• **What the task requires**:
Repeat every line exactly, keeping the pictures out of the copy.

------ Supplied information

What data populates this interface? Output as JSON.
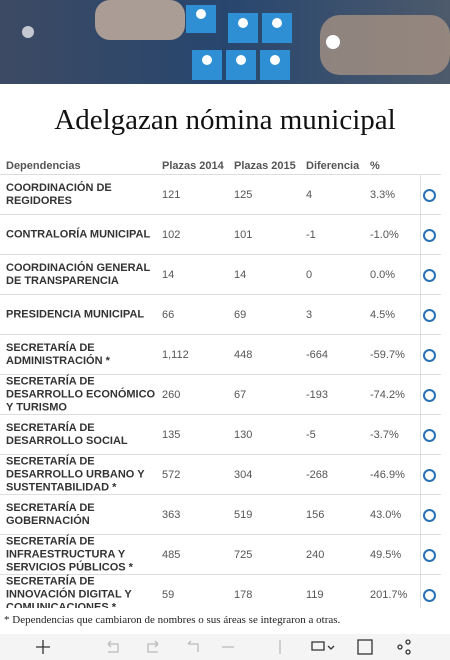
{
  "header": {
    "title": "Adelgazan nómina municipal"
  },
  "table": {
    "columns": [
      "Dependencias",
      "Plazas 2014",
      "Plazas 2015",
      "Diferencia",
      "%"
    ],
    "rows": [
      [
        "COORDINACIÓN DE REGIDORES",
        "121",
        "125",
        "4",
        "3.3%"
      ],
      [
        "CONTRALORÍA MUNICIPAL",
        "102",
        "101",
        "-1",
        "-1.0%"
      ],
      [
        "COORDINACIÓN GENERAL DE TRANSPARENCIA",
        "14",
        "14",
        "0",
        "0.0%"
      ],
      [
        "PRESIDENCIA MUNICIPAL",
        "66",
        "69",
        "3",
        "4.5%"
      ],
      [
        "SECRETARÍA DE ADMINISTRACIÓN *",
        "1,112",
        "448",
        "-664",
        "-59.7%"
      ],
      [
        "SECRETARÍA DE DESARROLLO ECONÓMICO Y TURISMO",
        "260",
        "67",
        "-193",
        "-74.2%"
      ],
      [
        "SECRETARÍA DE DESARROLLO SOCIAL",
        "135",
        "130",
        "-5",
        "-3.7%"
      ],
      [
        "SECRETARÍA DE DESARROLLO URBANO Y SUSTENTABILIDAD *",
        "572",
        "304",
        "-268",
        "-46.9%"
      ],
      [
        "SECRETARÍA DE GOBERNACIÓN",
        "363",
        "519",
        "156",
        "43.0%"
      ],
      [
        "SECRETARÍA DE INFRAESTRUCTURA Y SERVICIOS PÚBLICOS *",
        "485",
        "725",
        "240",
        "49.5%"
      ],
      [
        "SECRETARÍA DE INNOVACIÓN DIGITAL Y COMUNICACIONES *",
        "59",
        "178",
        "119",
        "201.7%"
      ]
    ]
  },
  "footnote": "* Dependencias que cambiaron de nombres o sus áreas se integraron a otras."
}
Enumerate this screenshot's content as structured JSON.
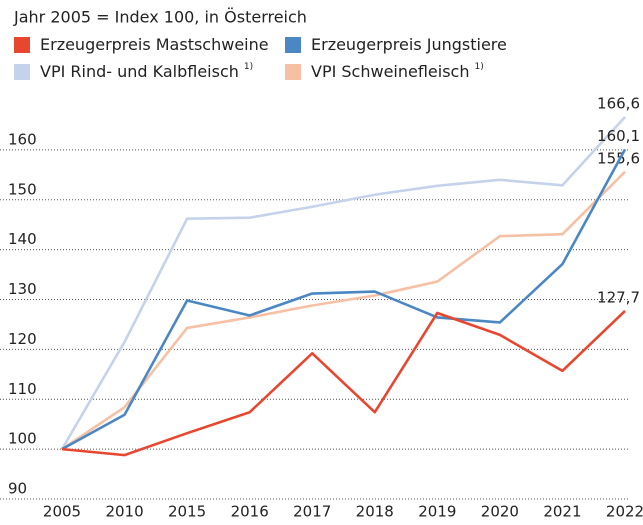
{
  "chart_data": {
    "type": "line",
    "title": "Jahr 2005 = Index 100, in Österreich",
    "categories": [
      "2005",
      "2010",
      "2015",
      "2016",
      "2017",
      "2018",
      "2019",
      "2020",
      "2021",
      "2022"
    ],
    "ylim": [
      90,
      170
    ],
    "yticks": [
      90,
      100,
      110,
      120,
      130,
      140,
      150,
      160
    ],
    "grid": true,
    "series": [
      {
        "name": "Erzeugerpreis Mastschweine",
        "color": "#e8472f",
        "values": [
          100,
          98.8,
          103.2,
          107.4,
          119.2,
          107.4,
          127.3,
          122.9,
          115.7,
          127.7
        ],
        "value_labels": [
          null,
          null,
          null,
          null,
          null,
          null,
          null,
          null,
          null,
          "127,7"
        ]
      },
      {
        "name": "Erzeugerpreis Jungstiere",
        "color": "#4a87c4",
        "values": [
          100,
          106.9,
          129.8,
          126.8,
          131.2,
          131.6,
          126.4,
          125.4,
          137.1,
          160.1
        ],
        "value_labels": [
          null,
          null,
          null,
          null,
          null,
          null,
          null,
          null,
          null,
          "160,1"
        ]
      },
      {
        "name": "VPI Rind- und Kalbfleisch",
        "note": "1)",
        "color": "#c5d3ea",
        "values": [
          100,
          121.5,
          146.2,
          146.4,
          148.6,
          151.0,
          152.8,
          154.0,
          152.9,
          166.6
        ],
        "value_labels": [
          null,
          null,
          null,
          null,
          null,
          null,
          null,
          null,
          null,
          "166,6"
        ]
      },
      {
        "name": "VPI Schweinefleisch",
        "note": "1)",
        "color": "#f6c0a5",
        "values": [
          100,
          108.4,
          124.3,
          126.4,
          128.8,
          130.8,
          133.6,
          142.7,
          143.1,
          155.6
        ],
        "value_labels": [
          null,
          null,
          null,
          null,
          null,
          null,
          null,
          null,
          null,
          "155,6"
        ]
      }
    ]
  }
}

------------

• **Result of the task**:
What data populates this interface? Output as JSON.
{
  "header": {
    "title": "Adelgazan nómina municipal"
  },
  "table": {
    "columns": [
      "Dependencias",
      "Plazas 2014",
      "Plazas 2015",
      "Diferencia",
      "%"
    ],
    "rows": [
      [
        "COORDINACIÓN DE REGIDORES",
        "121",
        "125",
        "4",
        "3.3%"
      ],
      [
        "CONTRALORÍA MUNICIPAL",
        "102",
        "101",
        "-1",
        "-1.0%"
      ],
      [
        "COORDINACIÓN GENERAL DE TRANSPARENCIA",
        "14",
        "14",
        "0",
        "0.0%"
      ],
      [
        "PRESIDENCIA MUNICIPAL",
        "66",
        "69",
        "3",
        "4.5%"
      ],
      [
        "SECRETARÍA DE ADMINISTRACIÓN *",
        "1,112",
        "448",
        "-664",
        "-59.7%"
      ],
      [
        "SECRETARÍA DE DESARROLLO ECONÓMICO Y TURISMO",
        "260",
        "67",
        "-193",
        "-74.2%"
      ],
      [
        "SECRETARÍA DE DESARROLLO SOCIAL",
        "135",
        "130",
        "-5",
        "-3.7%"
      ],
      [
        "SECRETARÍA DE DESARROLLO URBANO Y SUSTENTABILIDAD *",
        "572",
        "304",
        "-268",
        "-46.9%"
      ],
      [
        "SECRETARÍA DE GOBERNACIÓN",
        "363",
        "519",
        "156",
        "43.0%"
      ],
      [
        "SECRETARÍA DE INFRAESTRUCTURA Y SERVICIOS PÚBLICOS *",
        "485",
        "725",
        "240",
        "49.5%"
      ],
      [
        "SECRETARÍA DE INNOVACIÓN DIGITAL Y COMUNICACIONES *",
        "59",
        "178",
        "119",
        "201.7%"
      ]
    ]
  },
  "footnote": "* Dependencias que cambiaron de nombres o sus áreas se integraron a otras."
}
Enumerate this screenshot's content as structured JSON.
{
  "chart_data": {
    "type": "line",
    "title": "Jahr 2005 = Index 100, in Österreich",
    "categories": [
      "2005",
      "2010",
      "2015",
      "2016",
      "2017",
      "2018",
      "2019",
      "2020",
      "2021",
      "2022"
    ],
    "ylim": [
      90,
      170
    ],
    "yticks": [
      90,
      100,
      110,
      120,
      130,
      140,
      150,
      160
    ],
    "grid": true,
    "series": [
      {
        "name": "Erzeugerpreis Mastschweine",
        "color": "#e8472f",
        "values": [
          100,
          98.8,
          103.2,
          107.4,
          119.2,
          107.4,
          127.3,
          122.9,
          115.7,
          127.7
        ],
        "value_labels": [
          null,
          null,
          null,
          null,
          null,
          null,
          null,
          null,
          null,
          "127,7"
        ]
      },
      {
        "name": "Erzeugerpreis Jungstiere",
        "color": "#4a87c4",
        "values": [
          100,
          106.9,
          129.8,
          126.8,
          131.2,
          131.6,
          126.4,
          125.4,
          137.1,
          160.1
        ],
        "value_labels": [
          null,
          null,
          null,
          null,
          null,
          null,
          null,
          null,
          null,
          "160,1"
        ]
      },
      {
        "name": "VPI Rind- und Kalbfleisch",
        "note": "1)",
        "color": "#c5d3ea",
        "values": [
          100,
          121.5,
          146.2,
          146.4,
          148.6,
          151.0,
          152.8,
          154.0,
          152.9,
          166.6
        ],
        "value_labels": [
          null,
          null,
          null,
          null,
          null,
          null,
          null,
          null,
          null,
          "166,6"
        ]
      },
      {
        "name": "VPI Schweinefleisch",
        "note": "1)",
        "color": "#f6c0a5",
        "values": [
          100,
          108.4,
          124.3,
          126.4,
          128.8,
          130.8,
          133.6,
          142.7,
          143.1,
          155.6
        ],
        "value_labels": [
          null,
          null,
          null,
          null,
          null,
          null,
          null,
          null,
          null,
          "155,6"
        ]
      }
    ]
  }
}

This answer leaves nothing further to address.